Extracted records
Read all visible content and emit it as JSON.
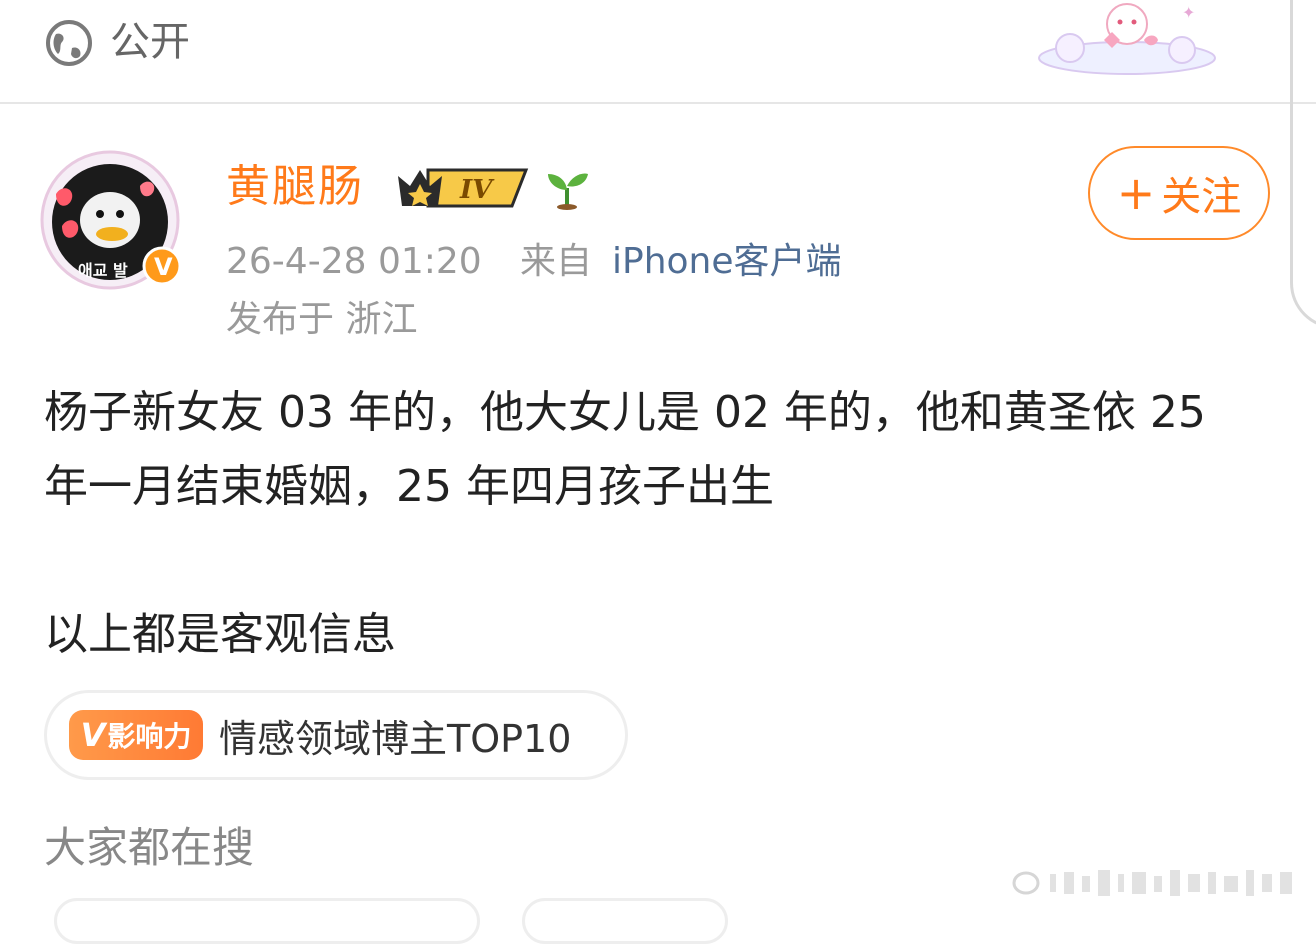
{
  "visibility": {
    "label": "公开",
    "icon": "globe-icon"
  },
  "author": {
    "name": "黄腿肠",
    "avatar_text": "애교 발",
    "level_badge": "IV",
    "verified_mark": "V"
  },
  "post_meta": {
    "time": "26-4-28 01:20",
    "from_label": "来自",
    "source": "iPhone客户端",
    "location": "发布于 浙江"
  },
  "follow_button": {
    "plus": "+",
    "label": "关注"
  },
  "post": {
    "paragraphs": [
      "杨子新女友 03 年的，他大女儿是 02 年的，他和黄圣依 25 年一月结束婚姻，25 年四月孩子出生",
      "以上都是客观信息"
    ]
  },
  "influence": {
    "badge_v": "V",
    "badge_text": "影响力",
    "label": "情感领域博主TOP10"
  },
  "search_section": {
    "title": "大家都在搜"
  },
  "colors": {
    "accent_orange": "#ff7a1a",
    "link_blue": "#4f6d94",
    "meta_gray": "#9a9a9a"
  }
}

» **Problem requirements**: Your task is to transcribe all of the records precisely, with no images included.

» **Worked answer**:
Read all visible content and emit it as JSON.
{
  "visibility": {
    "label": "公开",
    "icon": "globe-icon"
  },
  "author": {
    "name": "黄腿肠",
    "avatar_text": "애교 발",
    "level_badge": "IV",
    "verified_mark": "V"
  },
  "post_meta": {
    "time": "26-4-28 01:20",
    "from_label": "来自",
    "source": "iPhone客户端",
    "location": "发布于 浙江"
  },
  "follow_button": {
    "plus": "+",
    "label": "关注"
  },
  "post": {
    "paragraphs": [
      "杨子新女友 03 年的，他大女儿是 02 年的，他和黄圣依 25 年一月结束婚姻，25 年四月孩子出生",
      "以上都是客观信息"
    ]
  },
  "influence": {
    "badge_v": "V",
    "badge_text": "影响力",
    "label": "情感领域博主TOP10"
  },
  "search_section": {
    "title": "大家都在搜"
  },
  "colors": {
    "accent_orange": "#ff7a1a",
    "link_blue": "#4f6d94",
    "meta_gray": "#9a9a9a"
  }
}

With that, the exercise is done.